▶ [PROVIDED TEXT]
Start of Block

The Furniture Society has sponsored several major exhibitions of studio furniture. These include:

- Multiplicity: The art of the Furniture Prototype (2008)
- Show Us Your Drawers (2006)
- Curv-iture (2004)
- The Maker's Hand (2004, co-sponsored with The Museum of *Fine Art, Boston)
- Cabinets of Curiosities (2003, co-sponsored with The Wood *Turning Center)
- WilsonArt Invitational (2003, co-sponsored with WilsonArt)
- The Right Stuff (2002)
- The Circle Unbroken (1999)
- Contemporary North American Furniture (1997—invitational)

== The Award of Distinction ==

The Award of Distinction is conferred annually by The Furniture Society upon one or more living individuals who are recognized as having had a profound impact on the field of studio furniture. The honorees exemplify lives devoted to study, work, and craft, as well as the education of others in the field.

The award is presented each year as a major event during the annual conference. Past recipients of the award include:

| Year | Name | Notes | Ref. |
|---|---|---|---|
| 2001 | Arthur Espenet Carpenter Wendell Castle Tage Frid James Krenov Sam Maloof |  |  |
| 2002 | John Makepeace Jere Osgood Alan Peters |  |  |
| 2003 | Jonathan Leo Fairbanks William Keyser |  |  |
| 2004 | Garry Knox Bennett |  |  |
| 2005 | Judy Kensley McKie |  |  |
| 2006 | Tommy Simpson |  |  |
| 2007 | Michael Fortune |  |  |
| 2008 | Wendy Maruyama Walker Weed |  |  |
| 2009 | Vladimir Kagan |  |  |
| 2010 | John Cederquist |  |  |
| 2012 | Rosanne Somerson |  |  |
| 2014 | Bebe Johnson Warren Johnson | awarded jointly as Pritam & Eames |  |
| 2015 | Thomas Hucker |  |  |
| 2016 | Edward S. Cooke |  |  |
| 2018 | Craig Nutt |  |  |
| 2019 | Tom Loeser |  |  |
| 2020 | Kristina Madsen |  |  |

=== History ===
The Awards were first presented in 2001, at the annual Furniture Society conference held that year in Tempe, Arizona. Five craftsmen were honored simultaneously in the first presentation, in order to make up for time lost in planning and funding the awards and to ensure that these five iconic figures in furniture making and education were properly recognized in their lifetimes. One of the initial honorees, Tage Frid, was unable to attend the ceremony due to health issues and died several months later. Three of the other initial honorees—Art Carpenter, Sam Maloof and James Krenov are now deceased.

End of Block

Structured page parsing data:
Start of Block

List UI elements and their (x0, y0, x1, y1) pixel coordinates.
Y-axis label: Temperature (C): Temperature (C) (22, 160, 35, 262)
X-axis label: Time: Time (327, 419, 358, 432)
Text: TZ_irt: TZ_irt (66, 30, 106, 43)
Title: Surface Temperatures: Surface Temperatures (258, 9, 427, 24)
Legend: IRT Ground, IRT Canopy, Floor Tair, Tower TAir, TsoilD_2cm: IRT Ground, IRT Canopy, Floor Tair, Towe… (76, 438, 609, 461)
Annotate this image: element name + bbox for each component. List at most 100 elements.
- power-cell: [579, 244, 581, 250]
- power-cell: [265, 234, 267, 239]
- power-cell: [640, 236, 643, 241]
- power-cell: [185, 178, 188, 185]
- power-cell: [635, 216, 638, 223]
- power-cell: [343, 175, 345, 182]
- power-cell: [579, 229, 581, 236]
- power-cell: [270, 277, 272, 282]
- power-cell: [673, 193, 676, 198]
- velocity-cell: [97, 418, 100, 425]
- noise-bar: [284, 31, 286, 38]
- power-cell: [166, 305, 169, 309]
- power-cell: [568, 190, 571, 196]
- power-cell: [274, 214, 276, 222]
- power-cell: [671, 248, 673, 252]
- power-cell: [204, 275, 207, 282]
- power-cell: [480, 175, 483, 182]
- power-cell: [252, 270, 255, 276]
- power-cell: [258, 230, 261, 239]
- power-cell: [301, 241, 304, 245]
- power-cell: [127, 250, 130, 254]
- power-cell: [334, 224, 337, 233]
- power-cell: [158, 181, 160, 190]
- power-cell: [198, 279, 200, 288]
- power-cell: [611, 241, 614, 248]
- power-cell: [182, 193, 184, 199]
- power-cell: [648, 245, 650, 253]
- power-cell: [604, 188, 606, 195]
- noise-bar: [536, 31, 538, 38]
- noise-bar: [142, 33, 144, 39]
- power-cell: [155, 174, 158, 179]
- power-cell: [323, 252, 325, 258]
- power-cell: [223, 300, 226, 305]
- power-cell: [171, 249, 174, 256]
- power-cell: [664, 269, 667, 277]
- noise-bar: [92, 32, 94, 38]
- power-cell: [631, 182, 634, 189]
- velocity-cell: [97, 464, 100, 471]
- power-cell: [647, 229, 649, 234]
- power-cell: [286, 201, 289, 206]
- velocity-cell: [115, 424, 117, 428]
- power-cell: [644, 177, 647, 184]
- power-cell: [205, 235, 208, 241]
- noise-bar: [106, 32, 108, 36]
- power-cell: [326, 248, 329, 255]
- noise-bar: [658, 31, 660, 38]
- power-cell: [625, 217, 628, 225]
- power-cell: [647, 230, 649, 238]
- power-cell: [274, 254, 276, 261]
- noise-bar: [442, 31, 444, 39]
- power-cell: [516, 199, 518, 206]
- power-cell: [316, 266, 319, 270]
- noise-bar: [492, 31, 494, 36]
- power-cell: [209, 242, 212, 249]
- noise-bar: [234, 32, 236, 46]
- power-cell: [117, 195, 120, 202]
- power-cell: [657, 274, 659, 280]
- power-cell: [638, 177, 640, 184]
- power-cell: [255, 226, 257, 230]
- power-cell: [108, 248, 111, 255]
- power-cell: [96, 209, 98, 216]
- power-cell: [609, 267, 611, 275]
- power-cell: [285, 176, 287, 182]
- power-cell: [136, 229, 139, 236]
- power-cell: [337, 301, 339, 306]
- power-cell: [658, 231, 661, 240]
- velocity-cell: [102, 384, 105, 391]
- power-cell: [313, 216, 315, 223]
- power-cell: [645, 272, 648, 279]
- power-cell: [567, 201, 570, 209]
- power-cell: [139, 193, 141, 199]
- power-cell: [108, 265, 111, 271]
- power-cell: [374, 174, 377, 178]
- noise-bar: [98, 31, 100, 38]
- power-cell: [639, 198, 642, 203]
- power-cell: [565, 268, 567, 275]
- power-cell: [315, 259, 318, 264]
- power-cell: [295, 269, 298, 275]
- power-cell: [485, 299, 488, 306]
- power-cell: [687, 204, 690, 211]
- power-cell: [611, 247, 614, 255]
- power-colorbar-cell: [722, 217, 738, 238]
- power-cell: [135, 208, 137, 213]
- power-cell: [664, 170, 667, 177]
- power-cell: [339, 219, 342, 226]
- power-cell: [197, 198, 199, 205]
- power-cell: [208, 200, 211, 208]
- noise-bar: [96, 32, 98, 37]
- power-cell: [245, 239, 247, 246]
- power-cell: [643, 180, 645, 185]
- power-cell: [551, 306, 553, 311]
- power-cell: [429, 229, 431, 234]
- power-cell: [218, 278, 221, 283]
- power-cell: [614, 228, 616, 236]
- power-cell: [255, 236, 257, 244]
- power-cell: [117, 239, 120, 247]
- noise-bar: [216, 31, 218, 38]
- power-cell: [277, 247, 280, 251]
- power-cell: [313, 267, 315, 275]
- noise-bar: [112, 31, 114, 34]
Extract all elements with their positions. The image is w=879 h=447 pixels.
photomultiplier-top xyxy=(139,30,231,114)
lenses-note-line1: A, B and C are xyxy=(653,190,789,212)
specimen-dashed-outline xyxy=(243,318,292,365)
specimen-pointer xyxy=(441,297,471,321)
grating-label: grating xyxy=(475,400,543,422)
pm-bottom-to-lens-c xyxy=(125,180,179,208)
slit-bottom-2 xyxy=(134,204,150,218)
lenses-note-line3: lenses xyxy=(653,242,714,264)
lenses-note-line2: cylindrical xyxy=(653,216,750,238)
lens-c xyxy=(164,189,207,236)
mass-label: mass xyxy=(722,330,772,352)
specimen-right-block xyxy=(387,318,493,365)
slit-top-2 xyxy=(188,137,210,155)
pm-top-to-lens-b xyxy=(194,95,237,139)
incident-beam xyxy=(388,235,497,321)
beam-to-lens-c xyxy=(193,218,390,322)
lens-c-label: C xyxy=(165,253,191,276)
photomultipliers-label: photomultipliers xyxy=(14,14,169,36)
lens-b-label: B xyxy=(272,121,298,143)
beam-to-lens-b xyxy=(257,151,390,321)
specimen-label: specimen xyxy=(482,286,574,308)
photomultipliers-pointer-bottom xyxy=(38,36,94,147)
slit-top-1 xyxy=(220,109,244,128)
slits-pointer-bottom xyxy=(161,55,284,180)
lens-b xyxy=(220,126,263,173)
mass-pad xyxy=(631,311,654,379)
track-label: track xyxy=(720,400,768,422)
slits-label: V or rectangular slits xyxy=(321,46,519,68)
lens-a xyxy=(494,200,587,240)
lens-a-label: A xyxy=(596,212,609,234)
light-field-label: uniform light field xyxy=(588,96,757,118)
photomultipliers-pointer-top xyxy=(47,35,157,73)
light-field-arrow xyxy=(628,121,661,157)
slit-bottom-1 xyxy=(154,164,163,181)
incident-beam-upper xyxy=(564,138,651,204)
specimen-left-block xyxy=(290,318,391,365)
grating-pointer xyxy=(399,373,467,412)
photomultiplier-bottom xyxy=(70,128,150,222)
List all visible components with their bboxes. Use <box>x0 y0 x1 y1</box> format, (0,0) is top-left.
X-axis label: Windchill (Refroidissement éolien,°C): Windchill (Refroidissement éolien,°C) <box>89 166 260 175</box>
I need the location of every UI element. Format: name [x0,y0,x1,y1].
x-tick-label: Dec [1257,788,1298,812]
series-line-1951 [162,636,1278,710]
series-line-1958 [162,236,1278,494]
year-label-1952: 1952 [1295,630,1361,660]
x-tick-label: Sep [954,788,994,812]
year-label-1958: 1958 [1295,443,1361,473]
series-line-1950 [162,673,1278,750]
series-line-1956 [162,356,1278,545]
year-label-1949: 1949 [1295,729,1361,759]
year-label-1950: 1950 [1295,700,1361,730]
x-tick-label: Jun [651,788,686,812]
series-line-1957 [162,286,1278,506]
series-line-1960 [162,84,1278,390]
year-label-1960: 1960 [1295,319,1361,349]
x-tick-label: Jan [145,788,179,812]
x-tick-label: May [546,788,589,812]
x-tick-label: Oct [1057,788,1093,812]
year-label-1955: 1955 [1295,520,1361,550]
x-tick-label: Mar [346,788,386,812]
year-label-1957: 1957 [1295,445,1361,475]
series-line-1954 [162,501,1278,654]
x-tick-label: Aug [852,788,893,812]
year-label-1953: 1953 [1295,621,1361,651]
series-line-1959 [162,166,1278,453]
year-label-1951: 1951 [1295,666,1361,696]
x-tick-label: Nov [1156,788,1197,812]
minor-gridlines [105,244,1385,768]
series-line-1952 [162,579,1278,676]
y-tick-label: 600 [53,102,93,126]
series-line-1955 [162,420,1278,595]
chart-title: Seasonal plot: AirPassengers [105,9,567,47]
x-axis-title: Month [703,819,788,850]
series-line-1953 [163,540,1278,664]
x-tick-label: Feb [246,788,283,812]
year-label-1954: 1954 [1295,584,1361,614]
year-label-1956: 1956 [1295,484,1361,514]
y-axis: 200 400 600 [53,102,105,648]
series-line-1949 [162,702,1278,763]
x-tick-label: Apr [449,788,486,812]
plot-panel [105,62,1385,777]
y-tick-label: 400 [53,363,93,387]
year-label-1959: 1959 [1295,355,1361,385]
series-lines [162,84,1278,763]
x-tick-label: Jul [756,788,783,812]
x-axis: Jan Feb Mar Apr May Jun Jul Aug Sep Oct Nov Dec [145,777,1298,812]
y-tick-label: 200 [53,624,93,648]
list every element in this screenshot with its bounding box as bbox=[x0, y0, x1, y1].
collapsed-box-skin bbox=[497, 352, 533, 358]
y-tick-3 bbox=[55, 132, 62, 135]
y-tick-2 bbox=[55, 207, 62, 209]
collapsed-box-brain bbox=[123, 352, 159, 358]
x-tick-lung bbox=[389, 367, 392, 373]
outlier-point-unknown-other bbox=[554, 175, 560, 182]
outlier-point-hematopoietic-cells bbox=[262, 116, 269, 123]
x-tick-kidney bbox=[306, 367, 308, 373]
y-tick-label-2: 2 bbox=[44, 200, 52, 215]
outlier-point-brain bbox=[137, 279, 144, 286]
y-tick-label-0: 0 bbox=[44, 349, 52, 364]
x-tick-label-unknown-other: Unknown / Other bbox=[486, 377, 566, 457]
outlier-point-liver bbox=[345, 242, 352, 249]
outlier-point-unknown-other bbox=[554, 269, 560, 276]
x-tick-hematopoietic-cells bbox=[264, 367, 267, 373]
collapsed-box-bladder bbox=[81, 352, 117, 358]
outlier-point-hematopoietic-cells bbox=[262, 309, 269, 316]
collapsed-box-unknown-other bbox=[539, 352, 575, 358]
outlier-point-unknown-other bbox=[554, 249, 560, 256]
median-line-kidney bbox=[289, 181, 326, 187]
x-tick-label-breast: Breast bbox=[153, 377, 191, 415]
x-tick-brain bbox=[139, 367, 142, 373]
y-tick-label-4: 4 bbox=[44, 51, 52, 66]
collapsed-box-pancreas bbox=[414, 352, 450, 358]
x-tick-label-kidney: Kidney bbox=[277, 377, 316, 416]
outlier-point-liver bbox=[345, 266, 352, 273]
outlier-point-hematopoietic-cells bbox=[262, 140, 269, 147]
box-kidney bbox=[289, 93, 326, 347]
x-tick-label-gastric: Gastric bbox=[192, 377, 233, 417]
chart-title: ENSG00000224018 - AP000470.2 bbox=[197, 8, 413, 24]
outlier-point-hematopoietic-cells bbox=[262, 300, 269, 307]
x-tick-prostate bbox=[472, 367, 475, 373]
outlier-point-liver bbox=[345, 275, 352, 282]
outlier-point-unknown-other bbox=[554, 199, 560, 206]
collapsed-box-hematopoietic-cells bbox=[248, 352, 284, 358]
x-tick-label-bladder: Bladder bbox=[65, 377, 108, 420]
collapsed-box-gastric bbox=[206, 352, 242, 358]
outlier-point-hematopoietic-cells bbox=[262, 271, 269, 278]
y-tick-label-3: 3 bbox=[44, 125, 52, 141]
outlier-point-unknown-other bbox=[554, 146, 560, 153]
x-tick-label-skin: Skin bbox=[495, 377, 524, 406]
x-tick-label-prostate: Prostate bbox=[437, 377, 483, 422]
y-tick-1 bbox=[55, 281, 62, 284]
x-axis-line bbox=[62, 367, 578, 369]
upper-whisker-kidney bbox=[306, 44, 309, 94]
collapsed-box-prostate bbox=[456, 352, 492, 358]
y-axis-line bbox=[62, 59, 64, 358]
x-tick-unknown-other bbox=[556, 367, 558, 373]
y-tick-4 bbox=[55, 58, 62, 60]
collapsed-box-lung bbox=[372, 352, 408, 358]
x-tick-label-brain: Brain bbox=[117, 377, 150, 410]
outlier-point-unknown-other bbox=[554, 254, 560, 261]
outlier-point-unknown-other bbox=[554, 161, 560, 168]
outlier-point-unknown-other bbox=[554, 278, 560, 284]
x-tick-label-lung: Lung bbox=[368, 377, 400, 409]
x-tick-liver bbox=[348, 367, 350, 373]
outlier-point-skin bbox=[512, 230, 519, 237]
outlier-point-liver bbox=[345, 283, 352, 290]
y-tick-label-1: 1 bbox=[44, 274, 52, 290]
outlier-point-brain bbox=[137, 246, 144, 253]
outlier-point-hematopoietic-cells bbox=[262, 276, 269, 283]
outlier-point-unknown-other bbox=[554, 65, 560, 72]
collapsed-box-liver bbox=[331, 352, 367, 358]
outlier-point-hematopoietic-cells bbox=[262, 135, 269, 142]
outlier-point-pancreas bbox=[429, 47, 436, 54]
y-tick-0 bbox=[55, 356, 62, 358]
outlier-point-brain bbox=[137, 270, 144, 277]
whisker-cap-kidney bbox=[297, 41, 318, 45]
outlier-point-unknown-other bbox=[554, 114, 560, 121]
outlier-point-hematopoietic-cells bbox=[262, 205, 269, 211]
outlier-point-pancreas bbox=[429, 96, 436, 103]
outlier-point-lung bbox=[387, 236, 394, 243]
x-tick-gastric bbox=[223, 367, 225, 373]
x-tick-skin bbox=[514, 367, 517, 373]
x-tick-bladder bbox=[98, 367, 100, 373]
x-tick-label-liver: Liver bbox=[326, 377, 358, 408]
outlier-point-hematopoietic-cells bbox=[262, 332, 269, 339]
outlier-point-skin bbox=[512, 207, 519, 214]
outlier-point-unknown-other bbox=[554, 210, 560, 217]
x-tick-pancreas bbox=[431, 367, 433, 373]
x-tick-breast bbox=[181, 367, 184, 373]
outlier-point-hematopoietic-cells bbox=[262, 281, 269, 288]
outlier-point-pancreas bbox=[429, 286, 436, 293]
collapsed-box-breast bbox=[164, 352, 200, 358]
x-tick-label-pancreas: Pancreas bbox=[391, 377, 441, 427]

End of Block

▶ [WHAT IS REQUIRED] Copy the full Furniture Society text above word for word, with nothing changed or left out.

▶ [ANSWER SPACE]
The Furniture Society has sponsored several major exhibitions of studio furniture. These include:

- Multiplicity: The art of the Furniture Prototype (2008)
- Show Us Your Drawers (2006)
- Curv-iture (2004)
- The Maker's Hand (2004, co-sponsored with The Museum of *Fine Art, Boston)
- Cabinets of Curiosities (2003, co-sponsored with The Wood *Turning Center)
- WilsonArt Invitational (2003, co-sponsored with WilsonArt)
- The Right Stuff (2002)
- The Circle Unbroken (1999)
- Contemporary North American Furniture (1997—invitational)

== The Award of Distinction ==

The Award of Distinction is conferred annually by The Furniture Society upon one or more living individuals who are recognized as having had a profound impact on the field of studio furniture. The honorees exemplify lives devoted to study, work, and craft, as well as the education of others in the field.

The award is presented each year as a major event during the annual conference. Past recipients of the award include:

| Year | Name | Notes | Ref. |
|---|---|---|---|
| 2001 | Arthur Espenet Carpenter Wendell Castle Tage Frid James Krenov Sam Maloof |  |  |
| 2002 | John Makepeace Jere Osgood Alan Peters |  |  |
| 2003 | Jonathan Leo Fairbanks William Keyser |  |  |
| 2004 | Garry Knox Bennett |  |  |
| 2005 | Judy Kensley McKie |  |  |
| 2006 | Tommy Simpson |  |  |
| 2007 | Michael Fortune |  |  |
| 2008 | Wendy Maruyama Walker Weed |  |  |
| 2009 | Vladimir Kagan |  |  |
| 2010 | John Cederquist |  |  |
| 2012 | Rosanne Somerson |  |  |
| 2014 | Bebe Johnson Warren Johnson | awarded jointly as Pritam & Eames |  |
| 2015 | Thomas Hucker |  |  |
| 2016 | Edward S. Cooke |  |  |
| 2018 | Craig Nutt |  |  |
| 2019 | Tom Loeser |  |  |
| 2020 | Kristina Madsen |  |  |

=== History ===
The Awards were first presented in 2001, at the annual Furniture Society conference held that year in Tempe, Arizona. Five craftsmen were honored simultaneously in the first presentation, in order to make up for time lost in planning and funding the awards and to ensure that these five iconic figures in furniture making and education were properly recognized in their lifetimes. One of the initial honorees, Tage Frid, was unable to attend the ceremony due to health issues and died several months later. Three of the other initial honorees—Art Carpenter, Sam Maloof and James Krenov are now deceased.